Task prompt
Copy out the part of the Hot/Cold LEDs build guide that runs from "A lot of makers" up to and including "sketch will compile.", word for word.

───── Text section

A simple visual check now will save time in the future. Trace the connections to make sure everything is in its designated place. Once you’re ready to load the software sketches, continue to the next step.

Watch them glow!

When everything looks okay, we‘re done building the hardware part of our project. Now, fire up your computer. If this is your first Arduino build, download the Arduino Software from

A lot of makers use the blink tutorial for their first build. It’s a great primer for understanding the Arduino SDK, or software development kit:

Start the Arduino Software, and download the Hot/Cold sketch files for this project. Begin with the V1 sketch, which is a “hot/cold” proximity sketch. Hit the Upload button in the Arduino software and the sketch will compile.

Use your hand or an object to quickly test the Ping sensor and see how it works. Now that the hardware of your Hot/Cold LEDs is working, we will take a look at the code in the subsequent steps.

The V2 & V3 sketches are additional programs that use the same Arduino and breadboard hardware configuration to produce variations of the “hot/cold” theme. Once you understand the V1 sketch, upload the V2 & V3 sketches and experiment with them. Then, build your own hot/cold project!

Calculate the ''ping'' time.

The first lines of code are a basic configuration: declare the pins used for the sensor and the LEDs, measure the “distance” which will be used to store the distance (in cm), and determine the “pulseDuration” which stores the time it takes between sending the ping and receiving it again by the sensor.

──────────
───── Entries supplied

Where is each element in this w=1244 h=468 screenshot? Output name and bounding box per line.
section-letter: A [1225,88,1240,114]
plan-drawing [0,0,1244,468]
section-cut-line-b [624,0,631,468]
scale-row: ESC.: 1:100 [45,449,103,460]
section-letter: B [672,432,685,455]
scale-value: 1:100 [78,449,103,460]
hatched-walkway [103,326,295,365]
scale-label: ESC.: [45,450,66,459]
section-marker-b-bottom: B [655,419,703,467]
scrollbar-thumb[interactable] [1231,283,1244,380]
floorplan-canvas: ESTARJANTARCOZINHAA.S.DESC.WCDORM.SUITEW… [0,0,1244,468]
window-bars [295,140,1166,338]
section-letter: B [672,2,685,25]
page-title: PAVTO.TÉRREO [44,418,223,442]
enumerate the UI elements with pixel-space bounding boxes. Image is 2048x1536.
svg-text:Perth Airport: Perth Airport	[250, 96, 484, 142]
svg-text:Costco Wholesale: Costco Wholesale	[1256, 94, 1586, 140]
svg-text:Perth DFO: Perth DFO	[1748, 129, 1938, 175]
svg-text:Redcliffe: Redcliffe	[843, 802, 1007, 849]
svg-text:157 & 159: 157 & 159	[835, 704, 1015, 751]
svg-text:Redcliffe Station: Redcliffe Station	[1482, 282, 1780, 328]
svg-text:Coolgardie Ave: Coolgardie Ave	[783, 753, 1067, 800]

──────────

Reply to the task
A lot of makers use the blink tutorial for their first build. It’s a great primer for understanding the Arduino SDK, or software development kit:

Start the Arduino Software, and download the Hot/Cold sketch files for this project. Begin with the V1 sketch, which is a “hot/cold” proximity sketch. Hit the Upload button in the Arduino software and the sketch will compile.